Task details:
For each line below that includes the word "Москва", make a copy.

Extracted records:
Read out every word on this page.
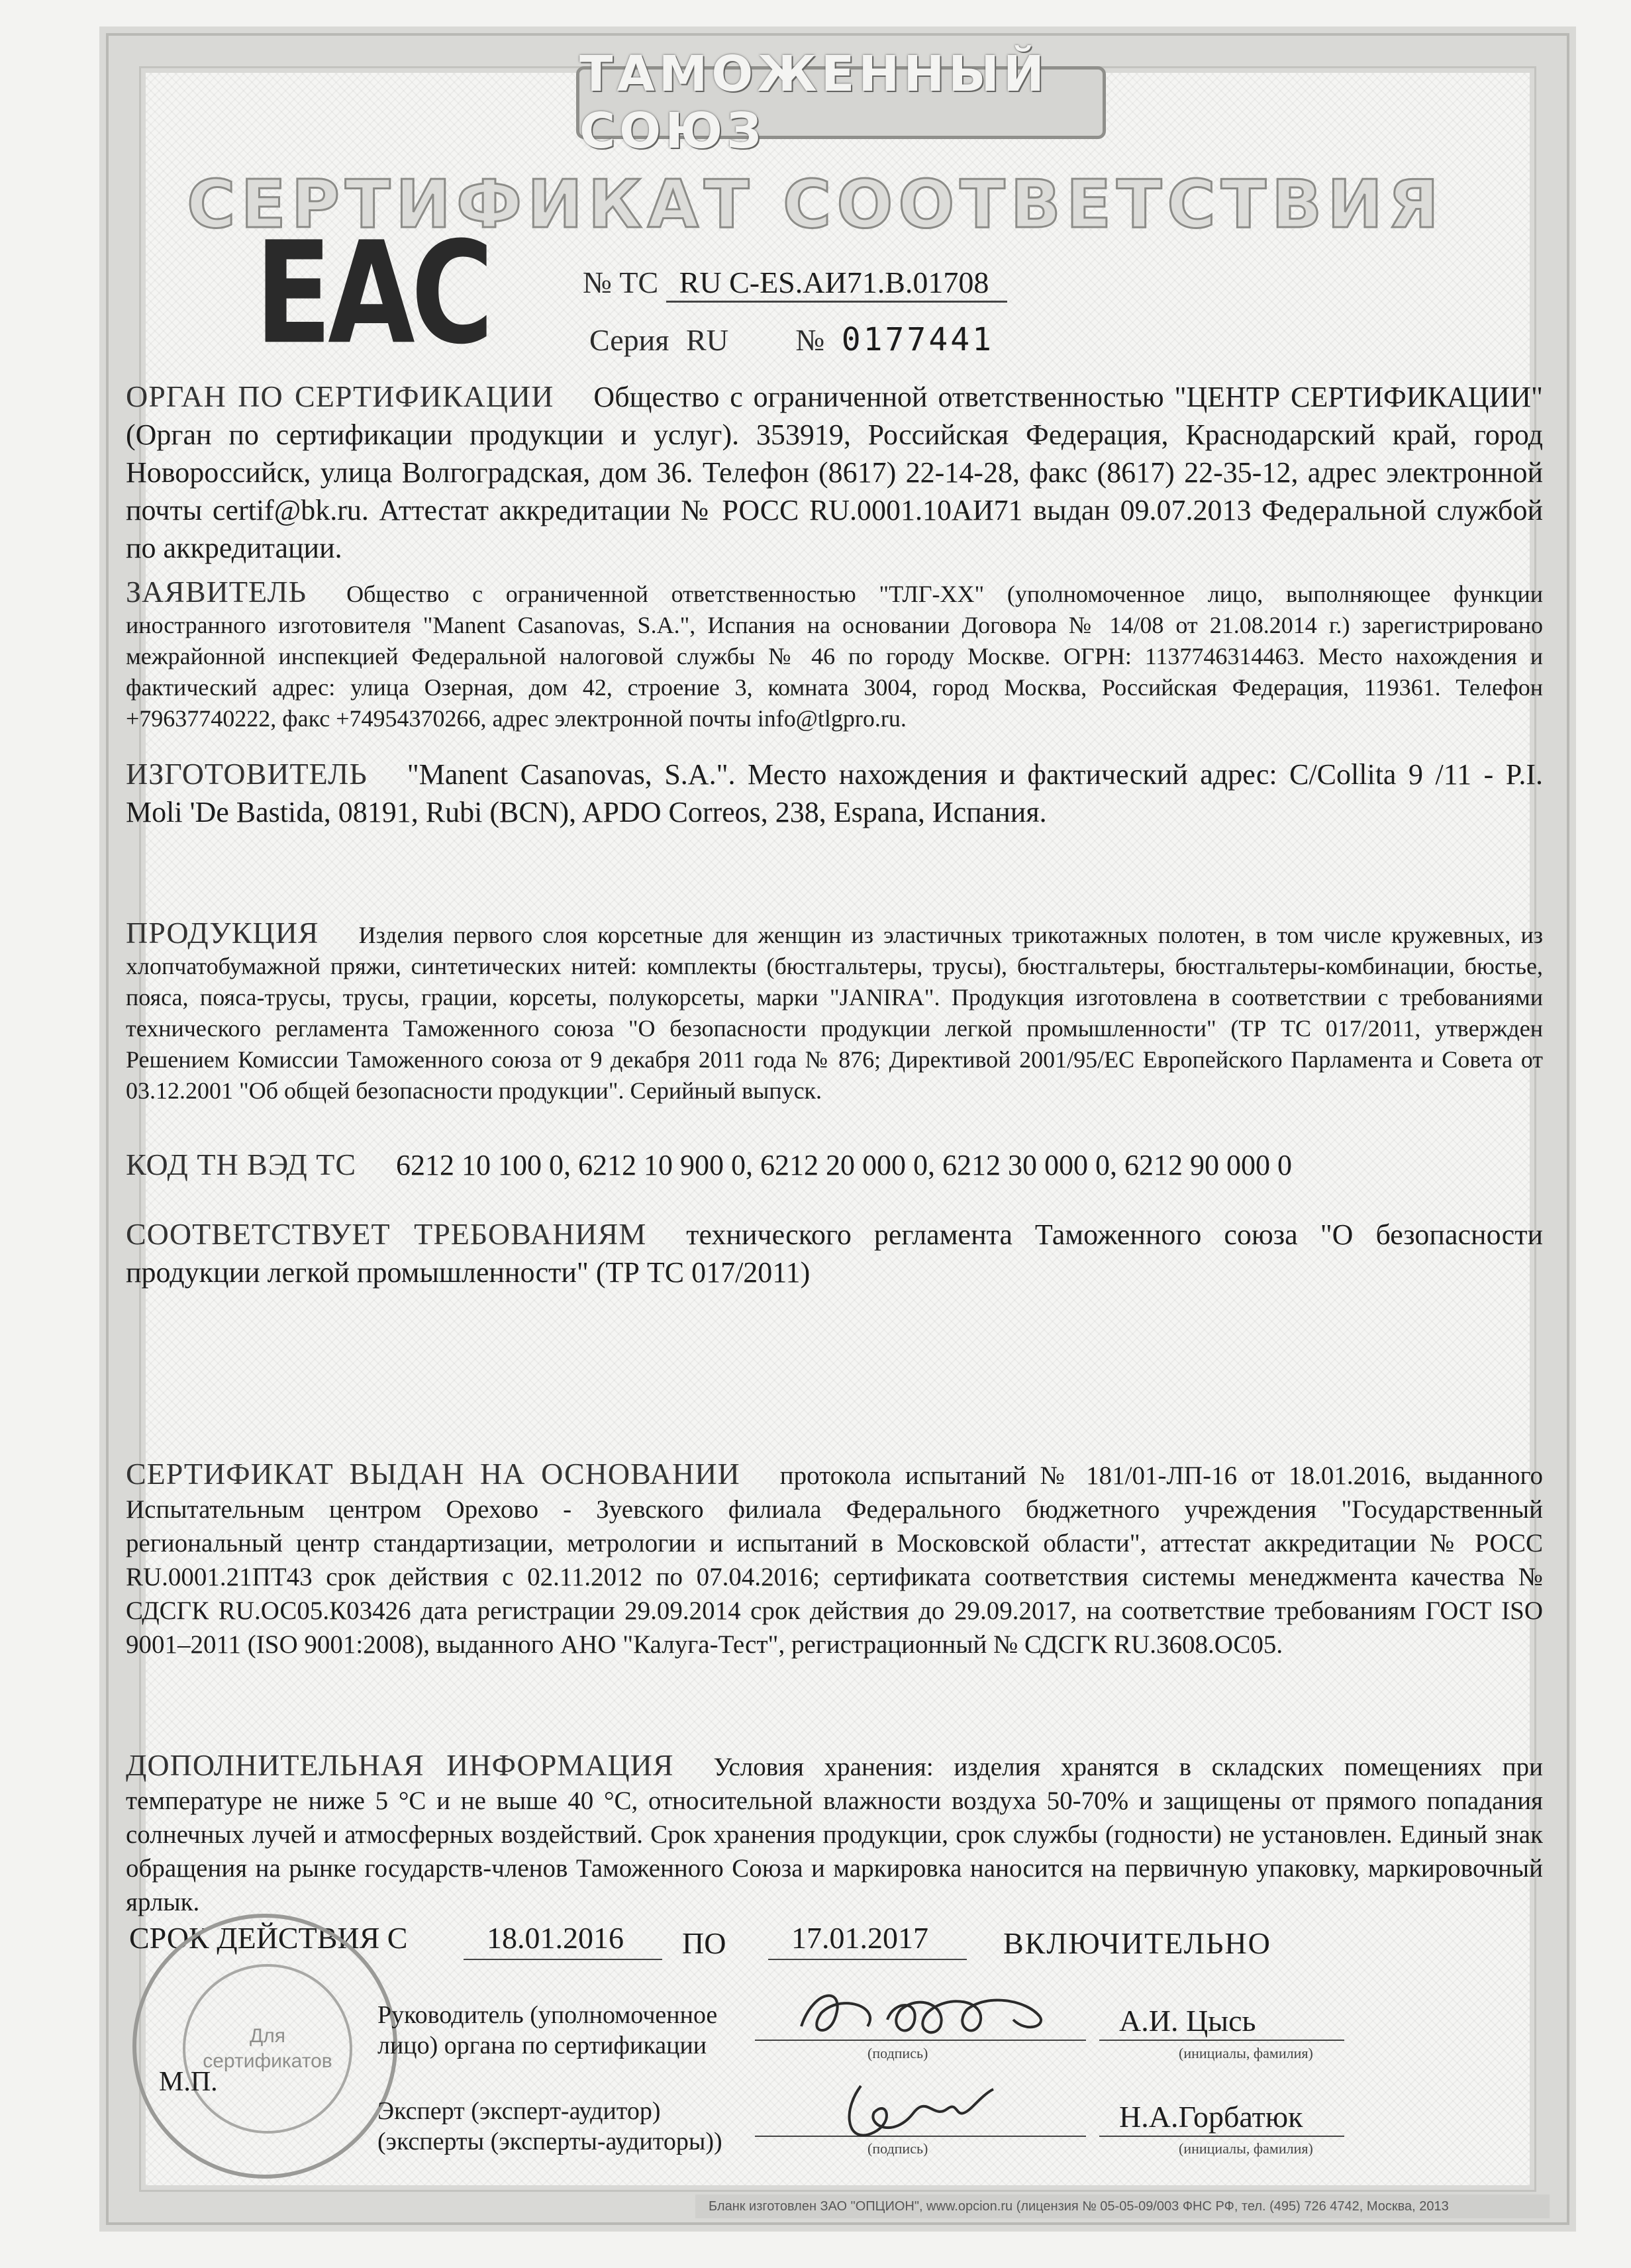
ТАМОЖЕННЫЙ СОЮЗ
СЕРТИФИКАТ СООТВЕТСТВИЯ
ЕАС	№ ТС RU C-ES.АИ71.В.01708
Серия RU № 0177441
ОРГАН ПО СЕРТИФИКАЦИИ Общество с ограниченной ответственностью "ЦЕНТР СЕРТИФИКАЦИИ" (Орган по сертификации продукции и услуг). 353919, Российская Федерация, Краснодарский край, город Новороссийск, улица Волгоградская, дом 36. Телефон (8617) 22-14-28, факс (8617) 22-35-12, адрес электронной почты certif@bk.ru. Аттестат аккредитации № РОСС RU.0001.10АИ71 выдан 09.07.2013 Федеральной службой по аккредитации.
ЗАЯВИТЕЛЬ Общество с ограниченной ответственностью "ТЛГ-ХХ" (уполномоченное лицо, выполняющее функции иностранного изготовителя "Manent Casanovas, S.A.", Испания на основании Договора № 14/08 от 21.08.2014 г.) зарегистрировано межрайонной инспекцией Федеральной налоговой службы № 46 по городу Москве. ОГРН: 1137746314463. Место нахождения и фактический адрес: улица Озерная, дом 42, строение 3, комната 3004, город Москва, Российская Федерация, 119361. Телефон +79637740222, факс +74954370266, адрес электронной почты info@tlgpro.ru.
ИЗГОТОВИТЕЛЬ "Manent Casanovas, S.A.". Место нахождения и фактический адрес: C/Collita 9 /11 - P.I. Moli 'De Bastida, 08191, Rubi (BCN), APDO Correos, 238, Espana, Испания.
ПРОДУКЦИЯ Изделия первого слоя корсетные для женщин из эластичных трикотажных полотен, в том числе кружевных, из хлопчатобумажной пряжи, синтетических нитей: комплекты (бюстгальтеры, трусы), бюстгальтеры, бюстгальтеры-комбинации, бюстье, пояса, пояса-трусы, трусы, грации, корсеты, полукорсеты, марки "JANIRA". Продукция изготовлена в соответствии с требованиями технического регламента Таможенного союза "О безопасности продукции легкой промышленности" (ТР ТС 017/2011, утвержден Решением Комиссии Таможенного союза от 9 декабря 2011 года № 876; Директивой 2001/95/ЕС Европейского Парламента и Совета от 03.12.2001 "Об общей безопасности продукции". Серийный выпуск.
КОД ТН ВЭД ТС 6212 10 100 0, 6212 10 900 0, 6212 20 000 0, 6212 30 000 0, 6212 90 000 0
СООТВЕТСТВУЕТ ТРЕБОВАНИЯМ технического регламента Таможенного союза "О безопасности продукции легкой промышленности" (ТР ТС 017/2011)
СЕРТИФИКАТ ВЫДАН НА ОСНОВАНИИ протокола испытаний № 181/01-ЛП-16 от 18.01.2016, выданного Испытательным центром Орехово - Зуевского филиала Федерального бюджетного учреждения "Государственный региональный центр стандартизации, метрологии и испытаний в Московской области", аттестат аккредитации № РОСС RU.0001.21ПТ43 срок действия с 02.11.2012 по 07.04.2016; сертификата соответствия системы менеджмента качества № СДСГК RU.ОС05.К03426 дата регистрации 29.09.2014 срок действия до 29.09.2017, на соответствие требованиям ГОСТ ISO 9001–2011 (ISO 9001:2008), выданного АНО "Калуга-Тест", регистрационный № СДСГК RU.3608.ОС05.
ДОПОЛНИТЕЛЬНАЯ ИНФОРМАЦИЯ Условия хранения: изделия хранятся в складских помещениях при температуре не ниже 5 °С и не выше 40 °С, относительной влажности воздуха 50-70% и защищены от прямого попадания солнечных лучей и атмосферных воздействий. Срок хранения продукции, срок службы (годности) не установлен. Единый знак обращения на рынке государств-членов Таможенного Союза и маркировка наносится на первичную упаковку, маркировочный ярлык.
СРОК ДЕЙСТВИЯ С	18.01.2016 ПО 17.01.2017 ВКЛЮЧИТЕЛЬНО
Для
сертификатов
М.П.
Руководитель (уполномоченное лицо) органа по сертификации	(подпись)
А.И. Цысь
(инициалы, фамилия)
Эксперт (эксперт-аудитор) (эксперты (эксперты-аудиторы))	(подпись)
Н.А.Горбатюк
(инициалы, фамилия)
Бланк изготовлен ЗАО "ОПЦИОН", www.opcion.ru (лицензия № 05-05-09/003 ФНС РФ, тел. (495) 726 4742, Москва, 2013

Problem solution:
ЗАЯВИТЕЛЬ Общество с ограниченной ответственностью "ТЛГ-ХХ" (уполномоченное лицо, выполняющее функции иностранного изготовителя "Manent Casanovas, S.A.", Испания на основании Договора № 14/08 от 21.08.2014 г.) зарегистрировано межрайонной инспекцией Федеральной налоговой службы № 46 по городу Москве. ОГРН: 1137746314463. Место нахождения и фактический адрес: улица Озерная, дом 42, строение 3, комната 3004, город Москва, Российская Федерация, 119361. Телефон +79637740222, факс +74954370266, адрес электронной почты info@tlgpro.ru.
Бланк изготовлен ЗАО "ОПЦИОН", www.opcion.ru (лицензия № 05-05-09/003 ФНС РФ, тел. (495) 726 4742, Москва, 2013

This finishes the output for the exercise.